Data shown.

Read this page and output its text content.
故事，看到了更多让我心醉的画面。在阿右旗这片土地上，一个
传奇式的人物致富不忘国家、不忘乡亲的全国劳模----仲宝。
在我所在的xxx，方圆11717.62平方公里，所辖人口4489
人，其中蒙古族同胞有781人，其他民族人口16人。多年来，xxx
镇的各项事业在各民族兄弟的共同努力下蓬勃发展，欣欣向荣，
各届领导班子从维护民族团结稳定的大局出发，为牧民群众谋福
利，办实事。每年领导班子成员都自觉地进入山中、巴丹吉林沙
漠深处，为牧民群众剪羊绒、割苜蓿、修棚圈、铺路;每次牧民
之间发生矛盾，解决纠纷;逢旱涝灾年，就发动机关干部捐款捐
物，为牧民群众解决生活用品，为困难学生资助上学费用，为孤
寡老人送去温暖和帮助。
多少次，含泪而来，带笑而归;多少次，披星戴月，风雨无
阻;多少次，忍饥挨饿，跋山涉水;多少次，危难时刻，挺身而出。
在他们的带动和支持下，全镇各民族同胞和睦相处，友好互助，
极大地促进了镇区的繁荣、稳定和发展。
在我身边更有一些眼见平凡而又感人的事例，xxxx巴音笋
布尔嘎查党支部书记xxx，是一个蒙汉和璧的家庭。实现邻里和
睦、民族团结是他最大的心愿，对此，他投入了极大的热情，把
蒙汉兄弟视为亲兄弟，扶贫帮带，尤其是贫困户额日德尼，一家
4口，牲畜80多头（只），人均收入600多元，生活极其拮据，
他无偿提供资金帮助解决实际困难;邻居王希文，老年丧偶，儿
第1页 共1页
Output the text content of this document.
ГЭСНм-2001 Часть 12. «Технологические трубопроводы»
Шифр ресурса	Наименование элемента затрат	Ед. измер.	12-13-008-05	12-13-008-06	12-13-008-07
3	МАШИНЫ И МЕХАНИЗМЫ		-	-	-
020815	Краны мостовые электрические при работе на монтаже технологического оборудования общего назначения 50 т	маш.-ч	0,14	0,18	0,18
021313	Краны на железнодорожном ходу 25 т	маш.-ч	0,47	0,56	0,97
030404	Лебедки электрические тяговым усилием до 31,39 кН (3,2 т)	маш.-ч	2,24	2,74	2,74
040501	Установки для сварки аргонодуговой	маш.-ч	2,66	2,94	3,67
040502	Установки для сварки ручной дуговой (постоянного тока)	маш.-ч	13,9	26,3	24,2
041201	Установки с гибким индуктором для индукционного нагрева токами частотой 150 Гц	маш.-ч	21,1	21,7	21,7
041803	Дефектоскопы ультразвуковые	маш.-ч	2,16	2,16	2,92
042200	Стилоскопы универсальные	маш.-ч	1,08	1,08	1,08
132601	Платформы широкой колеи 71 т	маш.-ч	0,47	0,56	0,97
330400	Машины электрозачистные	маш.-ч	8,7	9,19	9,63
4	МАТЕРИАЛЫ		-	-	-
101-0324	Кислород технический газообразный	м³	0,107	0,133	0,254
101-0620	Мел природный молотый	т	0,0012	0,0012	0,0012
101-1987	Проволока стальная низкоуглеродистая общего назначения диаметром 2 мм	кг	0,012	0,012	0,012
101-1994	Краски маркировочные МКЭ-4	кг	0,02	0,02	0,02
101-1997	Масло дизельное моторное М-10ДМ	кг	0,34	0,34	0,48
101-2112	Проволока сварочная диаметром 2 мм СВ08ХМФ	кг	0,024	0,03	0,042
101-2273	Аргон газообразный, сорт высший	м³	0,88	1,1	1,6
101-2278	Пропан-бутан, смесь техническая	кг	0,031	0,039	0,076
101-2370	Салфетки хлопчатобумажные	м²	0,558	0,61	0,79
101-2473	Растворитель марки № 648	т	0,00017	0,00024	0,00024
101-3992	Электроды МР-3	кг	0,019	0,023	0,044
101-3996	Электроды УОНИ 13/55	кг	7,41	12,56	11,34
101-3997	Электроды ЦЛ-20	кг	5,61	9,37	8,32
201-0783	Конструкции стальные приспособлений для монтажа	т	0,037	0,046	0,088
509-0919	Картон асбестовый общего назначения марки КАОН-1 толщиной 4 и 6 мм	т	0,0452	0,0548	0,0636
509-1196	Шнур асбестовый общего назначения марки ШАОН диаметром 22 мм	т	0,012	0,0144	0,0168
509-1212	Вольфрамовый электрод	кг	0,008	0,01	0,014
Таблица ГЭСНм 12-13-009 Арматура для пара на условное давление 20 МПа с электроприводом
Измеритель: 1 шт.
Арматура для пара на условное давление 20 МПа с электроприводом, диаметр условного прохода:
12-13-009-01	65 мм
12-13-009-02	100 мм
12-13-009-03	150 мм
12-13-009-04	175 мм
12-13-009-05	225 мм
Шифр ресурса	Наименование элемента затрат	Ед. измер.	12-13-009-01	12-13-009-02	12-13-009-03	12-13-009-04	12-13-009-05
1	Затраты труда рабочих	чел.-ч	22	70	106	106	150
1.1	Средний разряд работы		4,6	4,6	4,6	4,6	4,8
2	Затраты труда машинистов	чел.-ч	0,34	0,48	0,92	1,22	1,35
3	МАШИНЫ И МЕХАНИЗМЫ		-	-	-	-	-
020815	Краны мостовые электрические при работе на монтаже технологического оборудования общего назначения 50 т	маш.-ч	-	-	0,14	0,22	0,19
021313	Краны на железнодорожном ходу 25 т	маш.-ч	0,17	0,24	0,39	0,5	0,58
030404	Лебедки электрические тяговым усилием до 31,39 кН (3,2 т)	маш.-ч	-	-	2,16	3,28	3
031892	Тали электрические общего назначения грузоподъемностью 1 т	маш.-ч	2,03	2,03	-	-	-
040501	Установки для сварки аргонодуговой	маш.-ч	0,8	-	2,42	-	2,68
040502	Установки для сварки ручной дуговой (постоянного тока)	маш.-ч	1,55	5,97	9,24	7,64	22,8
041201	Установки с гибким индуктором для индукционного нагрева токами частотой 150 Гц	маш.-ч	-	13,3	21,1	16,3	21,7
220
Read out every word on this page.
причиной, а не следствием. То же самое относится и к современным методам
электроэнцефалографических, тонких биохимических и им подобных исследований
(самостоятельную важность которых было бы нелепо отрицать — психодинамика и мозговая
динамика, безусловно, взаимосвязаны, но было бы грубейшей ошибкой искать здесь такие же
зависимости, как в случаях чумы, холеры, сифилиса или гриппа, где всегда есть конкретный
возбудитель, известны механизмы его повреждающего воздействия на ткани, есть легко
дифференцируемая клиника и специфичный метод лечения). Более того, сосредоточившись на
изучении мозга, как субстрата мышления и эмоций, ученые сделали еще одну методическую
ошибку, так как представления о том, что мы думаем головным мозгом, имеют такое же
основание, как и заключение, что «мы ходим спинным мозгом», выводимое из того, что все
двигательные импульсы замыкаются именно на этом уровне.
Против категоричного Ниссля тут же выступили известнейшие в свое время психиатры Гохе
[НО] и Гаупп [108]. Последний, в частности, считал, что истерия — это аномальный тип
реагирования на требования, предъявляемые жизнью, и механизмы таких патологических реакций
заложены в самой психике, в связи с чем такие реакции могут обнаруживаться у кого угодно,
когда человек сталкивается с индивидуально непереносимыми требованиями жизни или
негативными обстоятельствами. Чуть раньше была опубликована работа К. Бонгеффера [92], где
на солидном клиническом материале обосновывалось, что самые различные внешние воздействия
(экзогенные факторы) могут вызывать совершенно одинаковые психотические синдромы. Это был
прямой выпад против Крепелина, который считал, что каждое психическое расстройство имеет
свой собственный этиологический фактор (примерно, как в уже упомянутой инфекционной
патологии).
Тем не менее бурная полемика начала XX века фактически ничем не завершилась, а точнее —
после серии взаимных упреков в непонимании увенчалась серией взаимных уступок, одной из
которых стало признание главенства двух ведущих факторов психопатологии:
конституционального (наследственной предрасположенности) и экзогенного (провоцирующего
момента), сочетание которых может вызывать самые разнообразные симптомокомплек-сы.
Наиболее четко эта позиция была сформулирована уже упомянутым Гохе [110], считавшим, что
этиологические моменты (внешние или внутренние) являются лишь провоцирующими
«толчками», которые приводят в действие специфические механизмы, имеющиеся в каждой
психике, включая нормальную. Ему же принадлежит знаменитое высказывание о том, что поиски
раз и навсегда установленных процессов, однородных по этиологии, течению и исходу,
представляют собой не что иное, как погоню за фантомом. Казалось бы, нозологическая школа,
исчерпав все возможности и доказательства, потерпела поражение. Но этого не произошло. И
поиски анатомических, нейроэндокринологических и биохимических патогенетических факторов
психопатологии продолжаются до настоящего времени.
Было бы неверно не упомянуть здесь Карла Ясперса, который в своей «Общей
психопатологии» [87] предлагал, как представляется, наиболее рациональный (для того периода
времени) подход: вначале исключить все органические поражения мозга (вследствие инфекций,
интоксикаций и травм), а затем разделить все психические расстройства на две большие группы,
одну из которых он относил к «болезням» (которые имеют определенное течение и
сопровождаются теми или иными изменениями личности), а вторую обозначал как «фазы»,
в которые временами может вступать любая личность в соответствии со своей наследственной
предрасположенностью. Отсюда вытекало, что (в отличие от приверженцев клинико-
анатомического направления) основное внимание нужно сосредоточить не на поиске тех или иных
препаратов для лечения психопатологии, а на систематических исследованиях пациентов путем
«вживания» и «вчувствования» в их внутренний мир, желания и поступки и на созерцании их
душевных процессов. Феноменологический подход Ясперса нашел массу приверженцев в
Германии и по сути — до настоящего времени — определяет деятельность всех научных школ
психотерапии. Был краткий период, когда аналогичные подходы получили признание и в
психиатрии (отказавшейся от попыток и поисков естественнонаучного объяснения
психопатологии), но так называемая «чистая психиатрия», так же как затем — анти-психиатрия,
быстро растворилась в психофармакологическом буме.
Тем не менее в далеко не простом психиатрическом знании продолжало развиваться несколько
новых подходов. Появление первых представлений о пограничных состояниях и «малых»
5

Requirement.
Each line in the entries above that includes the string "была" should be extracted.

Exercise output.
негативными обстоятельствами. Чуть раньше была опубликована работа К. Бонгеффера [92], где
Наиболее четко эта позиция была сформулирована уже упомянутым Гохе [110], считавшим, что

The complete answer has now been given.